# [INSTRUCTIONS TO FOLLOW]
Output the records. Match them exactly.

# [RECORDS]
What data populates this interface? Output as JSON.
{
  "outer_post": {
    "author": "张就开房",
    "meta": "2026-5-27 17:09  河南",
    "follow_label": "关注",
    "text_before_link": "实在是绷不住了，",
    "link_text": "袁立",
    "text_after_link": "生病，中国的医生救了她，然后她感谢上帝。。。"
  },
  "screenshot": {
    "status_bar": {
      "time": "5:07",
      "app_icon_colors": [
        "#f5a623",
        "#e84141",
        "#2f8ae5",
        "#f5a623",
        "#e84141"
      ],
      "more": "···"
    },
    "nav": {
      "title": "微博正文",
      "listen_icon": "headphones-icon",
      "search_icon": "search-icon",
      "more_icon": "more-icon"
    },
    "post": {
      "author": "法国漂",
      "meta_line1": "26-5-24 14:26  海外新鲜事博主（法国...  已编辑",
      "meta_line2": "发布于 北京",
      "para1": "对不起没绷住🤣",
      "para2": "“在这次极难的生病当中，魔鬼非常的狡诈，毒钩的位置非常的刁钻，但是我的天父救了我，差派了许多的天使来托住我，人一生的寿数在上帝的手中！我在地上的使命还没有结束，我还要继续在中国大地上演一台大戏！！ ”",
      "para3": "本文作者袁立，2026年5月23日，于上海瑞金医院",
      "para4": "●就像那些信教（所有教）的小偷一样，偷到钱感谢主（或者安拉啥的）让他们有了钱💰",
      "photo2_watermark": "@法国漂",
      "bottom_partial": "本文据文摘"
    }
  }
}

# [RESULT OF THE TASK]
What data populates this interface? Output as JSON.
{
  "outer_post": {
    "author": "张就开房",
    "meta": "2026-5-27 17:09  河南",
    "follow_label": "关注",
    "text_before_link": "实在是绷不住了，",
    "link_text": "袁立",
    "text_after_link": "生病，中国的医生救了她，然后她感谢上帝。。。"
  },
  "screenshot": {
    "status_bar": {
      "time": "5:07",
      "app_icon_colors": [
        "#f5a623",
        "#e84141",
        "#2f8ae5",
        "#f5a623",
        "#e84141"
      ],
      "more": "···"
    },
    "nav": {
      "title": "微博正文",
      "listen_icon": "headphones-icon",
      "search_icon": "search-icon",
      "more_icon": "more-icon"
    },
    "post": {
      "author": "法国漂",
      "meta_line1": "26-5-24 14:26  海外新鲜事博主（法国...  已编辑",
      "meta_line2": "发布于 北京",
      "para1": "对不起没绷住🤣",
      "para2": "“在这次极难的生病当中，魔鬼非常的狡诈，毒钩的位置非常的刁钻，但是我的天父救了我，差派了许多的天使来托住我，人一生的寿数在上帝的手中！我在地上的使命还没有结束，我还要继续在中国大地上演一台大戏！！ ”",
      "para3": "本文作者袁立，2026年5月23日，于上海瑞金医院",
      "para4": "●就像那些信教（所有教）的小偷一样，偷到钱感谢主（或者安拉啥的）让他们有了钱💰",
      "photo2_watermark": "@法国漂",
      "bottom_partial": "本文据文摘"
    }
  }
}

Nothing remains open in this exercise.